Rows from a layout dataset ->

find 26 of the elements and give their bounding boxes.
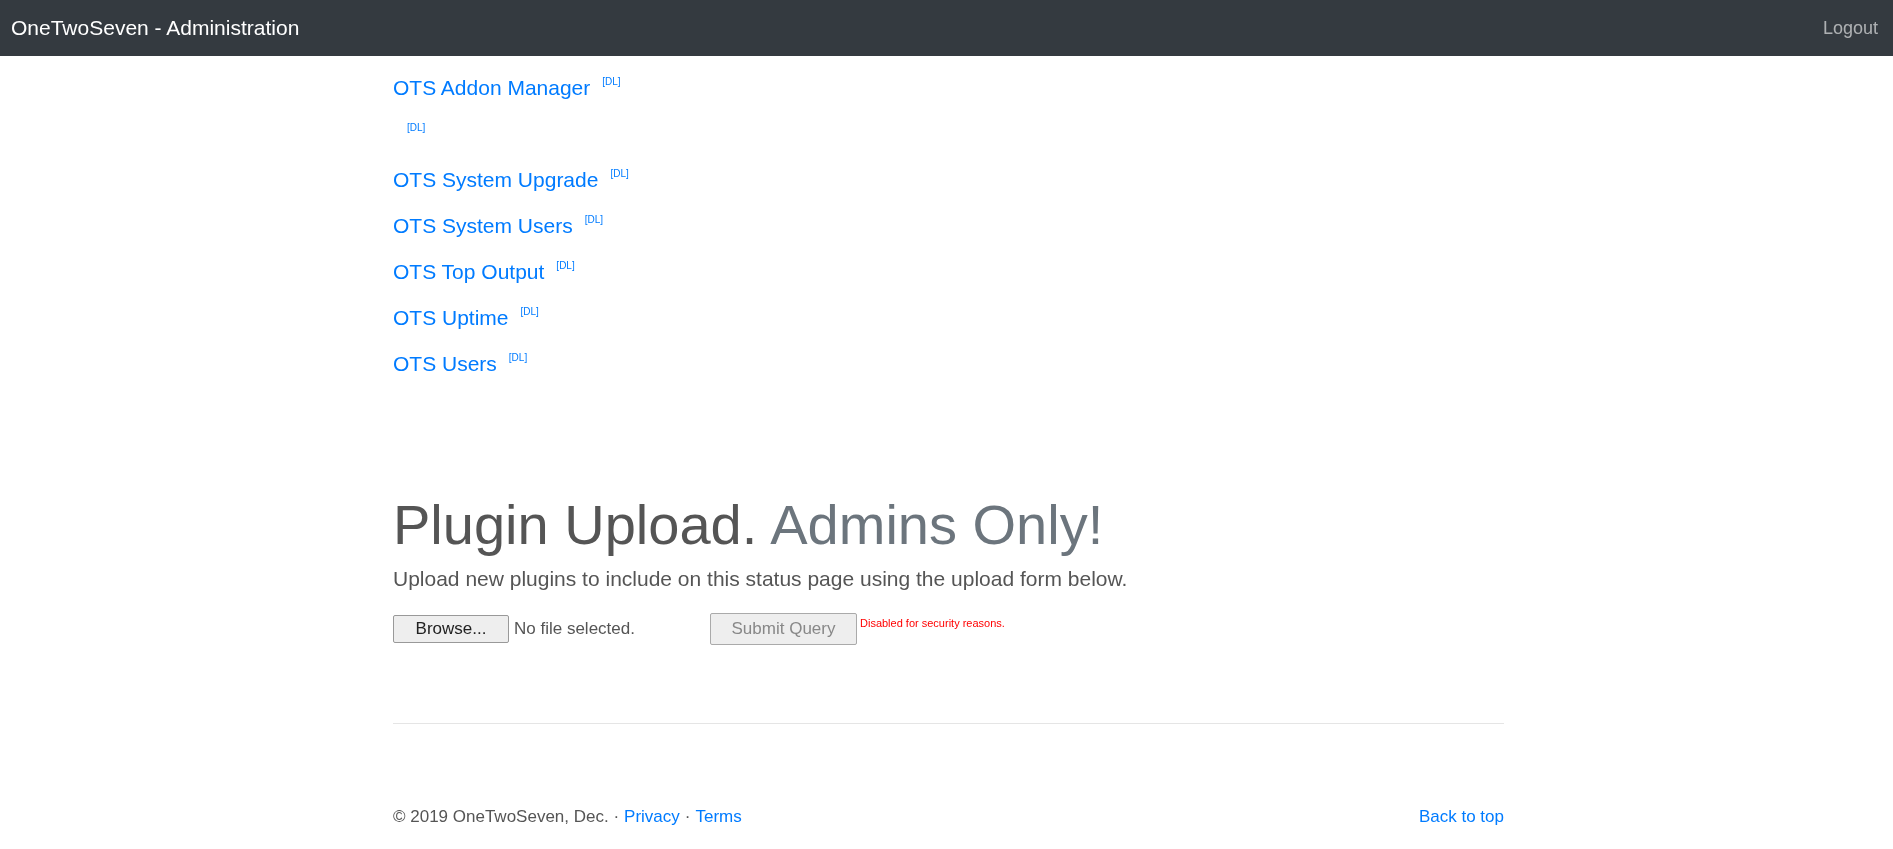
copyright-text: © 2019 OneTwoSeven, Dec. · bbox=[393, 805, 620, 828]
download-link[interactable]: [DL] bbox=[508, 352, 528, 364]
separator-text: · bbox=[684, 805, 691, 828]
download-link[interactable]: [DL] bbox=[602, 76, 621, 88]
back-to-top-link[interactable]: Back to top bbox=[1418, 803, 1504, 829]
footer-link[interactable]: Privacy bbox=[624, 803, 680, 829]
download-link[interactable]: [DL] bbox=[407, 122, 426, 134]
plugin-link[interactable]: OTS Uptime bbox=[393, 306, 509, 330]
file-status: No file selected. bbox=[514, 617, 636, 640]
plugin-link[interactable]: OTS Users bbox=[393, 352, 497, 376]
security-note: Disabled for security reasons. bbox=[860, 615, 1005, 631]
browse-button[interactable]: Browse... bbox=[393, 614, 509, 643]
plugin-link[interactable]: OTS System Upgrade bbox=[393, 168, 599, 192]
footer-link[interactable]: Terms bbox=[695, 803, 742, 829]
lead-text: Upload new plugins to include on this status page using the upload form below. bbox=[393, 566, 1129, 592]
brand-link[interactable]: OneTwoSeven - Administration bbox=[11, 12, 300, 44]
download-link[interactable]: [DL] bbox=[610, 168, 629, 180]
plugin-link[interactable]: OTS Top Output bbox=[393, 260, 545, 284]
page-heading: Plugin Upload. bbox=[393, 493, 758, 557]
download-link[interactable]: [DL] bbox=[584, 214, 604, 226]
logout-link[interactable]: Logout bbox=[1822, 14, 1882, 42]
plugin-link[interactable]: OTS System Users bbox=[393, 214, 573, 238]
heading-subtitle: Admins Only! bbox=[770, 493, 1104, 557]
plugin-link[interactable]: OTS Addon Manager bbox=[393, 76, 591, 100]
download-link[interactable]: [DL] bbox=[520, 306, 539, 318]
download-link[interactable]: [DL] bbox=[556, 260, 575, 272]
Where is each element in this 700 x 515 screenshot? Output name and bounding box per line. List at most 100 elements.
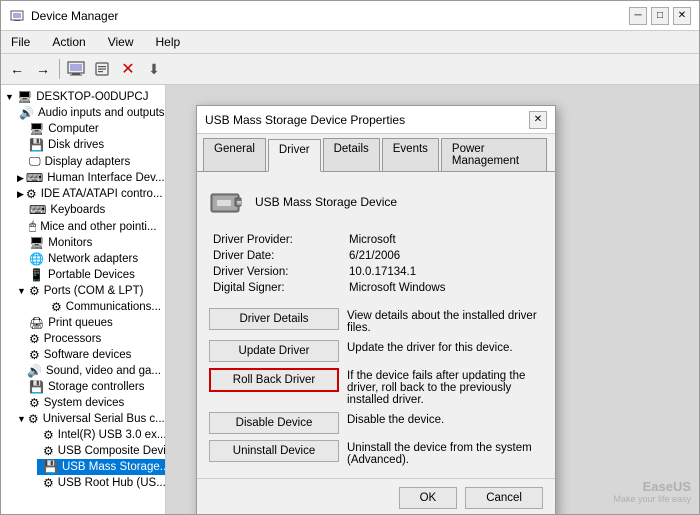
- tree-item-label: Storage controllers: [48, 381, 145, 393]
- tree-item[interactable]: 💾 Disk drives: [13, 137, 165, 153]
- tree-item[interactable]: 🔊 Audio inputs and outputs: [13, 105, 165, 121]
- tree-item-label: Sound, video and ga...: [46, 365, 161, 377]
- signer-value: Microsoft Windows: [349, 282, 543, 294]
- properties-dialog: USB Mass Storage Device Properties ✕ Gen…: [196, 105, 556, 514]
- provider-label: Driver Provider:: [213, 234, 343, 246]
- menu-view[interactable]: View: [102, 33, 140, 51]
- tree-item-label: USB Composite Devi...: [58, 445, 165, 457]
- tree-root-label: DESKTOP-O0DUPCJ: [36, 91, 148, 103]
- date-value: 6/21/2006: [349, 250, 543, 262]
- provider-value: Microsoft: [349, 234, 543, 246]
- tree-item-label: Audio inputs and outputs: [38, 107, 165, 119]
- tree-item[interactable]: ⚙ Processors: [13, 331, 165, 347]
- tree-item-label: Disk drives: [48, 139, 104, 151]
- tree-item[interactable]: ⚙ Communications...: [37, 299, 165, 315]
- watermark-tagline: Make your life easy: [613, 494, 691, 504]
- tree-item-label: Processors: [44, 333, 102, 345]
- tree-item-label: Portable Devices: [48, 269, 135, 281]
- tree-item[interactable]: ⚙ Software devices: [13, 347, 165, 363]
- menu-help[interactable]: Help: [150, 33, 187, 51]
- tree-item[interactable]: 🖨 Print queues: [13, 315, 165, 331]
- tree-item-label: Mice and other pointi...: [40, 221, 156, 233]
- tree-item-label: Computer: [48, 123, 99, 135]
- tree-item-label: Network adapters: [48, 253, 138, 265]
- roll-back-desc: If the device fails after updating the d…: [347, 368, 543, 406]
- delete-button[interactable]: ✕: [116, 57, 140, 81]
- close-button[interactable]: ✕: [673, 7, 691, 25]
- back-button[interactable]: ←: [5, 57, 29, 81]
- maximize-button[interactable]: □: [651, 7, 669, 25]
- properties-button[interactable]: [90, 57, 114, 81]
- tree-item[interactable]: ⚙ Intel(R) USB 3.0 ex...: [37, 427, 165, 443]
- window-icon: [9, 8, 25, 24]
- tree-item[interactable]: 🖥 Monitors: [13, 235, 165, 251]
- tree-item-usb-mass-storage[interactable]: 💾 USB Mass Storage...: [37, 459, 165, 475]
- roll-back-driver-button[interactable]: Roll Back Driver: [209, 368, 339, 392]
- toolbar-separator: [59, 59, 60, 79]
- device-manager-window: Device Manager ─ □ ✕ File Action View He…: [0, 0, 700, 515]
- modal-overlay: USB Mass Storage Device Properties ✕ Gen…: [166, 85, 699, 514]
- tree-item[interactable]: ⚙ USB Root Hub (US...: [37, 475, 165, 491]
- tab-details[interactable]: Details: [323, 138, 380, 171]
- dialog-body: USB Mass Storage Device Driver Provider:…: [197, 172, 555, 478]
- menu-bar: File Action View Help: [1, 31, 699, 54]
- tree-item-label: USB Root Hub (US...: [58, 477, 165, 489]
- tree-item-label: Software devices: [44, 349, 132, 361]
- right-pane: USB Mass Storage Device Properties ✕ Gen…: [166, 85, 699, 514]
- tab-power-management[interactable]: Power Management: [441, 138, 547, 171]
- tree-root[interactable]: ▼ 🖥 DESKTOP-O0DUPCJ: [1, 89, 165, 105]
- device-tree[interactable]: ▼ 🖥 DESKTOP-O0DUPCJ 🔊 Audio inputs and o…: [1, 85, 166, 514]
- uninstall-desc: Uninstall the device from the system (Ad…: [347, 440, 543, 466]
- ok-button[interactable]: OK: [399, 487, 458, 509]
- dialog-title-bar: USB Mass Storage Device Properties ✕: [197, 106, 555, 134]
- main-content: ▼ 🖥 DESKTOP-O0DUPCJ 🔊 Audio inputs and o…: [1, 85, 699, 514]
- tree-item[interactable]: 💾 Storage controllers: [13, 379, 165, 395]
- tree-item-label: Human Interface Dev...: [47, 172, 164, 184]
- tree-item[interactable]: ▶ ⚙ IDE ATA/ATAPI contro...: [13, 186, 165, 202]
- device-header: USB Mass Storage Device: [209, 184, 543, 220]
- update-driver-desc: Update the driver for this device.: [347, 340, 543, 354]
- menu-file[interactable]: File: [5, 33, 36, 51]
- button-row-roll-back: Roll Back Driver If the device fails aft…: [209, 368, 543, 406]
- tree-item[interactable]: 🖱 Mice and other pointi...: [13, 218, 165, 235]
- minimize-button[interactable]: ─: [629, 7, 647, 25]
- action-buttons: Driver Details View details about the in…: [209, 308, 543, 466]
- menu-action[interactable]: Action: [46, 33, 91, 51]
- driver-info-grid: Driver Provider: Microsoft Driver Date: …: [213, 234, 543, 294]
- tree-item-usb[interactable]: ▼ ⚙ Universal Serial Bus c...: [13, 411, 165, 427]
- button-row-update-driver: Update Driver Update the driver for this…: [209, 340, 543, 362]
- tree-item-portable-devices[interactable]: 📱 Portable Devices: [13, 267, 165, 283]
- tree-item-label: Communications...: [66, 301, 161, 313]
- driver-details-button[interactable]: Driver Details: [209, 308, 339, 330]
- tree-item-label: System devices: [44, 397, 125, 409]
- tab-driver[interactable]: Driver: [268, 139, 321, 172]
- tree-item[interactable]: 🖵 Display adapters: [13, 153, 165, 170]
- tree-item[interactable]: ⚙ USB Composite Devi...: [37, 443, 165, 459]
- tree-item[interactable]: ⚙ System devices: [13, 395, 165, 411]
- refresh-button[interactable]: ⬇: [142, 57, 166, 81]
- tree-item[interactable]: 🌐 Network adapters: [13, 251, 165, 267]
- tree-item[interactable]: 🔊 Sound, video and ga...: [13, 363, 165, 379]
- uninstall-device-button[interactable]: Uninstall Device: [209, 440, 339, 462]
- disable-device-button[interactable]: Disable Device: [209, 412, 339, 434]
- update-driver-button[interactable]: Update Driver: [209, 340, 339, 362]
- cancel-button[interactable]: Cancel: [465, 487, 543, 509]
- tab-general[interactable]: General: [203, 138, 266, 171]
- tree-item-label: Keyboards: [50, 204, 105, 216]
- watermark: EaseUS Make your life easy: [613, 479, 691, 504]
- dialog-tabs: General Driver Details Events Power Mana…: [197, 134, 555, 172]
- date-label: Driver Date:: [213, 250, 343, 262]
- button-row-disable: Disable Device Disable the device.: [209, 412, 543, 434]
- forward-button[interactable]: →: [31, 57, 55, 81]
- tree-item-label: Ports (COM & LPT): [44, 285, 144, 297]
- toolbar: ← → ✕ ⬇: [1, 54, 699, 85]
- tree-item-human-interface[interactable]: ▶ ⌨ Human Interface Dev...: [13, 170, 165, 186]
- tree-item[interactable]: ⌨ Keyboards: [13, 202, 165, 218]
- tab-events[interactable]: Events: [382, 138, 439, 171]
- tree-item[interactable]: ▼ ⚙ Ports (COM & LPT): [13, 283, 165, 299]
- tree-item[interactable]: 🖥 Computer: [13, 121, 165, 137]
- dialog-close-button[interactable]: ✕: [529, 111, 547, 129]
- window-title: Device Manager: [31, 9, 629, 23]
- computer-button[interactable]: [64, 57, 88, 81]
- disable-desc: Disable the device.: [347, 412, 543, 426]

YOUR OBJECTIVE -> Write the lines from the one containing "copyright-text: © 2019" through the one containing "footer-link[interactable]: Terms bbox=[695, 803, 742, 829]" as a JSON list of strings, one string per line, with blank lines left out.

PROBLEM SOLUTION ->
[
  "copyright-text: © 2019 OneTwoSeven, Dec. · bbox=[393, 805, 620, 828]",
  "download-link[interactable]: [DL] bbox=[508, 352, 528, 364]",
  "separator-text: · bbox=[684, 805, 691, 828]",
  "download-link[interactable]: [DL] bbox=[602, 76, 621, 88]",
  "back-to-top-link[interactable]: Back to top bbox=[1418, 803, 1504, 829]",
  "footer-link[interactable]: Privacy bbox=[624, 803, 680, 829]",
  "download-link[interactable]: [DL] bbox=[407, 122, 426, 134]",
  "plugin-link[interactable]: OTS Uptime bbox=[393, 306, 509, 330]",
  "file-status: No file selected. bbox=[514, 617, 636, 640]",
  "plugin-link[interactable]: OTS Users bbox=[393, 352, 497, 376]",
  "security-note: Disabled for security reasons. bbox=[860, 615, 1005, 631]",
  "browse-button[interactable]: Browse... bbox=[393, 614, 509, 643]",
  "plugin-link[interactable]: OTS System Upgrade bbox=[393, 168, 599, 192]",
  "footer-link[interactable]: Terms bbox=[695, 803, 742, 829]"
]